ABOUT THIS TASK:
Scan the listing below for the word "Fatty" and copy every line where it occurs.

── RECORDS SHOWN ──

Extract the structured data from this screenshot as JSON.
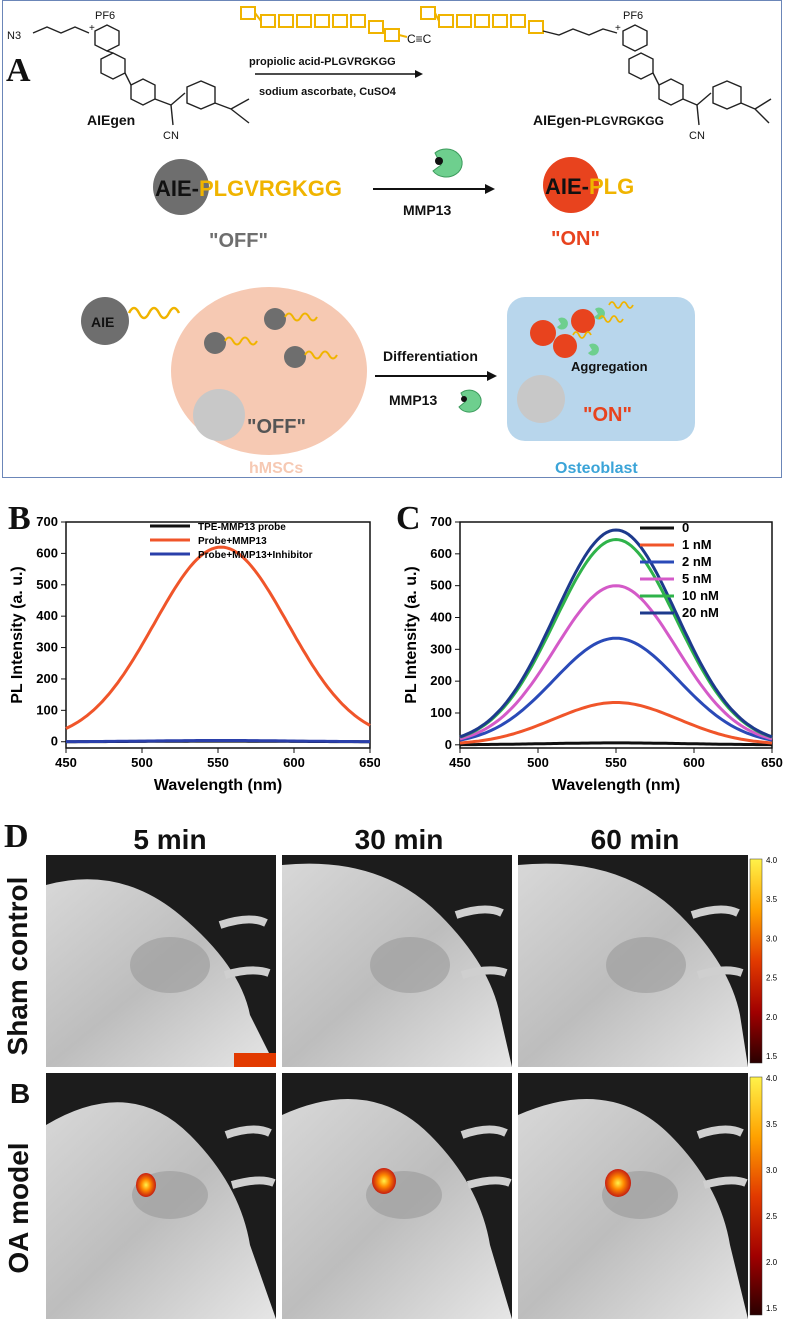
{
  "panels": {
    "a": "A",
    "b": "B",
    "c": "C",
    "d": "D"
  },
  "scheme": {
    "azide": "N3",
    "counterion": "PF6",
    "charge": "+",
    "alkyne": "C≡C",
    "nitrile": "CN",
    "reagent1": "propiolic acid-PLGVRGKGG",
    "reagent2": "sodium ascorbate, CuSO4",
    "aiegen_label": "AIEgen",
    "product_label_prefix": "AIEgen-",
    "product_label_suffix": "PLGVRGKGG",
    "probe_prefix": "AIE-",
    "probe_peptide": "PLGVRGKGG",
    "enzyme": "MMP13",
    "cleaved_prefix": "AIE-",
    "cleaved_peptide": "PLG",
    "off_label": "\"OFF\"",
    "on_label": "\"ON\"",
    "aie_ball": "AIE",
    "differentiation": "Differentiation",
    "enzyme2": "MMP13",
    "aggregation": "Aggregation",
    "cell_off": "\"OFF\"",
    "cell_on": "\"ON\"",
    "hmscs": "hMSCs",
    "osteoblast": "Osteoblast",
    "colors": {
      "yellow": "#f0b400",
      "gray": "#6e6e6e",
      "red": "#e8431e",
      "hmsc": "#f6c9b3",
      "osteo": "#b8d6ec",
      "enzyme": "#6ecf8e"
    }
  },
  "chart_data": [
    {
      "type": "line",
      "panel": "B",
      "xlabel": "Wavelength (nm)",
      "ylabel": "PL Intensity (a. u.)",
      "xlim": [
        450,
        650
      ],
      "ylim": [
        -20,
        700
      ],
      "xticks": [
        450,
        500,
        550,
        600,
        650
      ],
      "yticks": [
        0,
        100,
        200,
        300,
        400,
        500,
        600,
        700
      ],
      "legend_position": "top-right",
      "series": [
        {
          "name": "TPE-MMP13 probe",
          "color": "#111111",
          "peak": 550,
          "amp": 2,
          "sigma": 45,
          "base": 0
        },
        {
          "name": "Probe+MMP13",
          "color": "#f0552a",
          "peak": 552,
          "amp": 620,
          "sigma": 44,
          "base": 0
        },
        {
          "name": "Probe+MMP13+Inhibitor",
          "color": "#2a3faa",
          "peak": 552,
          "amp": 4,
          "sigma": 44,
          "base": 0
        }
      ]
    },
    {
      "type": "line",
      "panel": "C",
      "xlabel": "Wavelength (nm)",
      "ylabel": "PL Intensity (a. u.)",
      "xlim": [
        450,
        650
      ],
      "ylim": [
        -10,
        700
      ],
      "xticks": [
        450,
        500,
        550,
        600,
        650
      ],
      "yticks": [
        0,
        100,
        200,
        300,
        400,
        500,
        600,
        700
      ],
      "legend_position": "top-right",
      "series": [
        {
          "name": "0",
          "color": "#111111",
          "peak": 550,
          "amp": 6,
          "sigma": 45,
          "base": 0
        },
        {
          "name": "1 nM",
          "color": "#f0552a",
          "peak": 550,
          "amp": 133,
          "sigma": 40,
          "base": 0
        },
        {
          "name": "2 nM",
          "color": "#2a4ab8",
          "peak": 550,
          "amp": 335,
          "sigma": 40,
          "base": 0
        },
        {
          "name": "5 nM",
          "color": "#d45ac8",
          "peak": 550,
          "amp": 500,
          "sigma": 39,
          "base": 0
        },
        {
          "name": "10 nM",
          "color": "#2fb34a",
          "peak": 550,
          "amp": 645,
          "sigma": 39,
          "base": 0
        },
        {
          "name": "20 nM",
          "color": "#1d3a8c",
          "peak": 550,
          "amp": 675,
          "sigma": 39,
          "base": 0
        }
      ]
    }
  ],
  "imaging": {
    "times": [
      "5 min",
      "30 min",
      "60 min"
    ],
    "rows": [
      "Sham control",
      "OA model"
    ],
    "row_b_marker": "B",
    "colorbar_ticks": [
      "4.0",
      "3.5",
      "3.0",
      "2.5",
      "2.0",
      "1.5"
    ]
  }
}
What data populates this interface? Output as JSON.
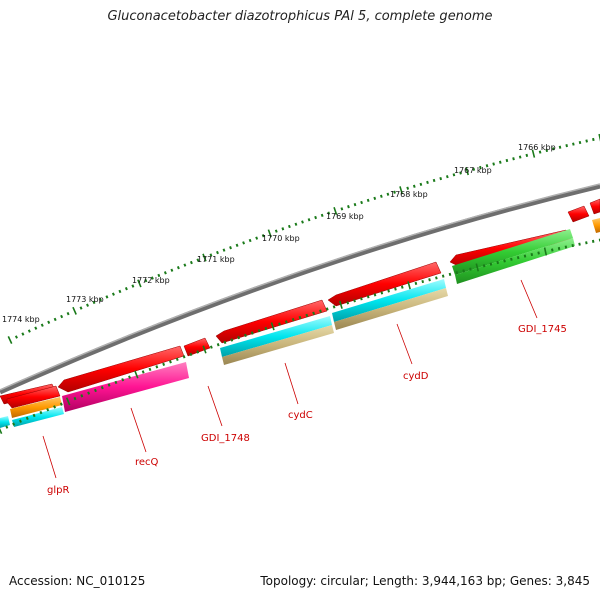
{
  "title": "Gluconacetobacter diazotrophicus PAl 5, complete genome",
  "accession": "Accession: NC_010125",
  "summary": "Topology: circular; Length: 3,944,163 bp; Genes: 3,845",
  "kbp_labels": [
    "1774 kbp",
    "1773 kbp",
    "1772 kbp",
    "1771 kbp",
    "1770 kbp",
    "1769 kbp",
    "1768 kbp",
    "1767 kbp",
    "1766 kbp"
  ],
  "gene_labels": [
    "glpR",
    "recQ",
    "GDI_1748",
    "cydC",
    "cydD",
    "GDI_1745"
  ],
  "colors": {
    "backbone": "#808080",
    "gene": "#ff0000",
    "cyan": "#00e5ee",
    "orange": "#ff9900",
    "magenta": "#ff1493",
    "tan": "#c8b47a",
    "green": "#33cc33",
    "tick": "#1a7a1a",
    "label": "#cc0000"
  }
}
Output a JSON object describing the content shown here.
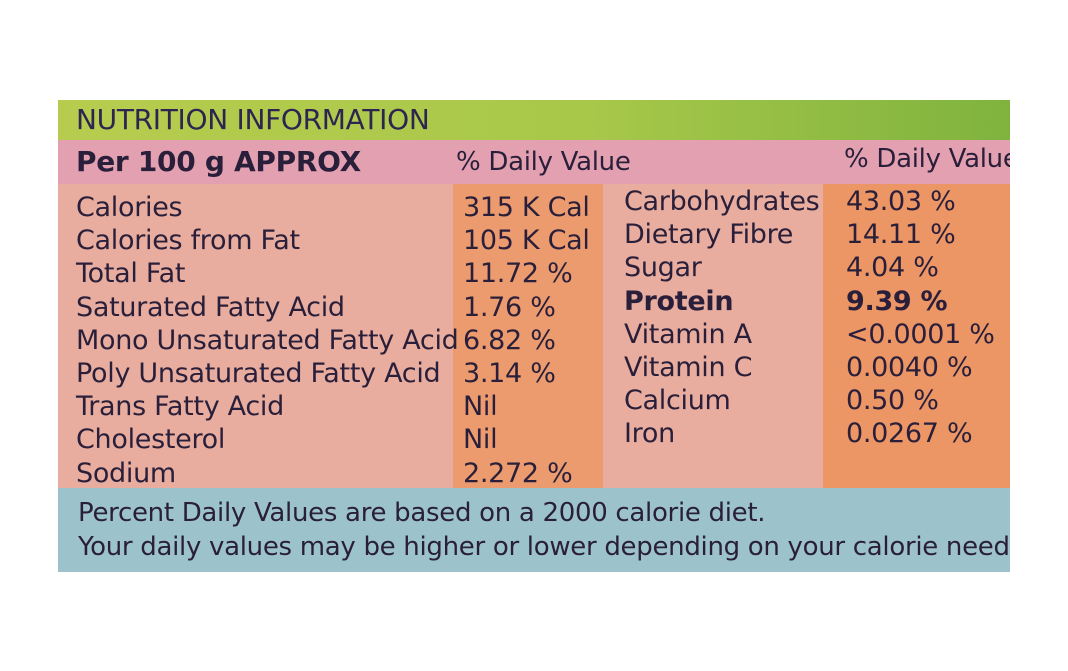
{
  "title": "NUTRITION INFORMATION",
  "header": {
    "per_label": "Per 100 g APPROX",
    "daily_value_1": "% Daily Value",
    "daily_value_2": "% Daily Value"
  },
  "left_rows": [
    {
      "name": "Calories",
      "value": "315 K Cal",
      "bold": false
    },
    {
      "name": "Calories from Fat",
      "value": "105 K Cal",
      "bold": false
    },
    {
      "name": "Total Fat",
      "value": "11.72 %",
      "bold": false
    },
    {
      "name": "Saturated Fatty Acid",
      "value": "1.76 %",
      "bold": false
    },
    {
      "name": "Mono Unsaturated Fatty Acid",
      "value": "6.82 %",
      "bold": false
    },
    {
      "name": "Poly Unsaturated Fatty Acid",
      "value": "3.14 %",
      "bold": false
    },
    {
      "name": "Trans Fatty Acid",
      "value": "Nil",
      "bold": false
    },
    {
      "name": "Cholesterol",
      "value": "Nil",
      "bold": false
    },
    {
      "name": "Sodium",
      "value": "2.272 %",
      "bold": false
    }
  ],
  "right_rows": [
    {
      "name": "Carbohydrates",
      "value": "43.03 %",
      "bold": false
    },
    {
      "name": "Dietary Fibre",
      "value": "14.11 %",
      "bold": false
    },
    {
      "name": "Sugar",
      "value": "4.04 %",
      "bold": false
    },
    {
      "name": "Protein",
      "value": "9.39 %",
      "bold": true
    },
    {
      "name": "Vitamin A",
      "value": "<0.0001 %",
      "bold": false
    },
    {
      "name": "Vitamin C",
      "value": "0.0040 %",
      "bold": false
    },
    {
      "name": "Calcium",
      "value": "0.50 %",
      "bold": false
    },
    {
      "name": "Iron",
      "value": "0.0267 %",
      "bold": false
    }
  ],
  "footer": {
    "line1": "Percent Daily Values are based on a 2000 calorie diet.",
    "line2": "Your daily values may be higher or lower depending on your calorie needs."
  }
}
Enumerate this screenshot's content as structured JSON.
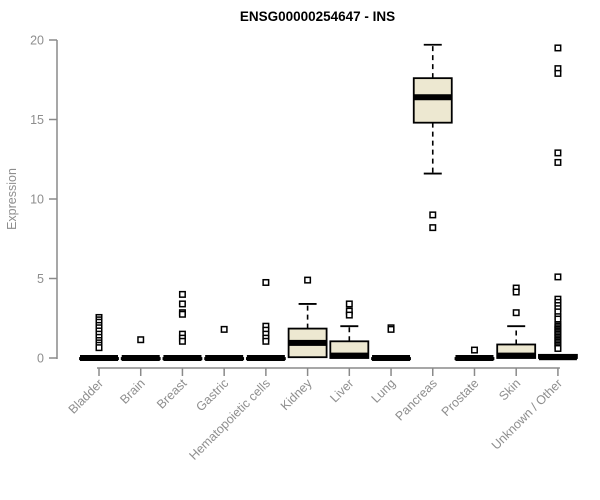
{
  "header": {
    "title": "ENSG00000254647 - INS"
  },
  "chart_data": {
    "type": "boxplot",
    "title": "ENSG00000254647 - INS",
    "xlabel": "",
    "ylabel": "Expression",
    "ylim": [
      0,
      20
    ],
    "yticks": [
      0,
      5,
      10,
      15,
      20
    ],
    "grid": false,
    "legend": "none",
    "colors": {
      "box_fill": "#EDE8D1",
      "box_stroke": "#000000",
      "median": "#000000",
      "axis": "#8A8A8A",
      "tick_label": "#8E8E8E",
      "title": "#000000",
      "background": "#FFFFFF"
    },
    "categories": [
      "Bladder",
      "Brain",
      "Breast",
      "Gastric",
      "Hematopoietic cells",
      "Kidney",
      "Liver",
      "Lung",
      "Pancreas",
      "Prostate",
      "Skin",
      "Unknown / Other"
    ],
    "series": [
      {
        "name": "Bladder",
        "q1": 0,
        "median": 0,
        "q3": 0,
        "whisker_low": 0,
        "whisker_high": 0,
        "outliers": [
          2.55,
          2.4,
          2.25,
          2.05,
          1.9,
          1.7,
          1.5,
          1.3,
          1.1,
          0.95,
          0.8,
          0.65
        ]
      },
      {
        "name": "Brain",
        "q1": 0,
        "median": 0,
        "q3": 0,
        "whisker_low": 0,
        "whisker_high": 0,
        "outliers": [
          1.15
        ]
      },
      {
        "name": "Breast",
        "q1": 0,
        "median": 0,
        "q3": 0,
        "whisker_low": 0,
        "whisker_high": 0,
        "outliers": [
          4.0,
          3.4,
          2.85,
          2.75,
          1.5,
          1.25,
          1.05
        ]
      },
      {
        "name": "Gastric",
        "q1": 0,
        "median": 0,
        "q3": 0,
        "whisker_low": 0,
        "whisker_high": 0,
        "outliers": [
          1.8
        ]
      },
      {
        "name": "Hematopoietic cells",
        "q1": 0,
        "median": 0,
        "q3": 0,
        "whisker_low": 0,
        "whisker_high": 0,
        "outliers": [
          4.75,
          2.0,
          1.75,
          1.5,
          1.25,
          1.05
        ]
      },
      {
        "name": "Kidney",
        "q1": 0.05,
        "median": 0.95,
        "q3": 1.85,
        "whisker_low": 0.05,
        "whisker_high": 3.4,
        "outliers": [
          4.9
        ]
      },
      {
        "name": "Liver",
        "q1": 0,
        "median": 0.15,
        "q3": 1.05,
        "whisker_low": 0,
        "whisker_high": 2.0,
        "outliers": [
          3.4,
          2.95,
          2.7
        ]
      },
      {
        "name": "Lung",
        "q1": 0,
        "median": 0,
        "q3": 0,
        "whisker_low": 0,
        "whisker_high": 0,
        "outliers": [
          1.9,
          1.8
        ]
      },
      {
        "name": "Pancreas",
        "q1": 14.8,
        "median": 16.4,
        "q3": 17.6,
        "whisker_low": 11.6,
        "whisker_high": 19.7,
        "outliers": [
          9.0,
          8.2
        ]
      },
      {
        "name": "Prostate",
        "q1": 0,
        "median": 0,
        "q3": 0,
        "whisker_low": 0,
        "whisker_high": 0,
        "outliers": [
          0.5
        ]
      },
      {
        "name": "Skin",
        "q1": 0,
        "median": 0.15,
        "q3": 0.85,
        "whisker_low": 0,
        "whisker_high": 2.0,
        "outliers": [
          4.4,
          4.15,
          2.85
        ]
      },
      {
        "name": "Unknown / Other",
        "q1": 0,
        "median": 0.05,
        "q3": 0.2,
        "whisker_low": 0,
        "whisker_high": 0.2,
        "outliers": [
          19.5,
          18.2,
          17.9,
          12.9,
          12.3,
          5.1,
          3.7,
          3.5,
          3.3,
          3.1,
          2.9,
          2.6,
          2.45,
          2.1,
          2.0,
          1.9,
          1.8,
          1.7,
          1.6,
          1.5,
          1.4,
          1.3,
          1.2,
          1.1,
          1.0,
          0.9,
          0.8,
          0.7,
          0.6
        ]
      }
    ]
  }
}
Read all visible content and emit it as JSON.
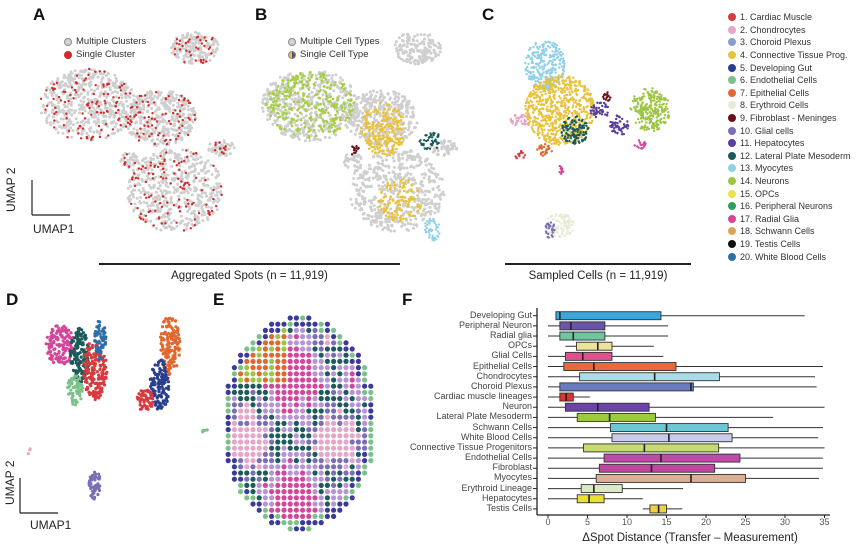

───

SOLUTION TO THE PROBLEM:
      "name": "Saturated Fatty Acid",
      "name": "Mono Unsaturated Fatty Acid",
      "name": "Poly Unsaturated Fatty Acid",
      "name": "Trans Fatty Acid",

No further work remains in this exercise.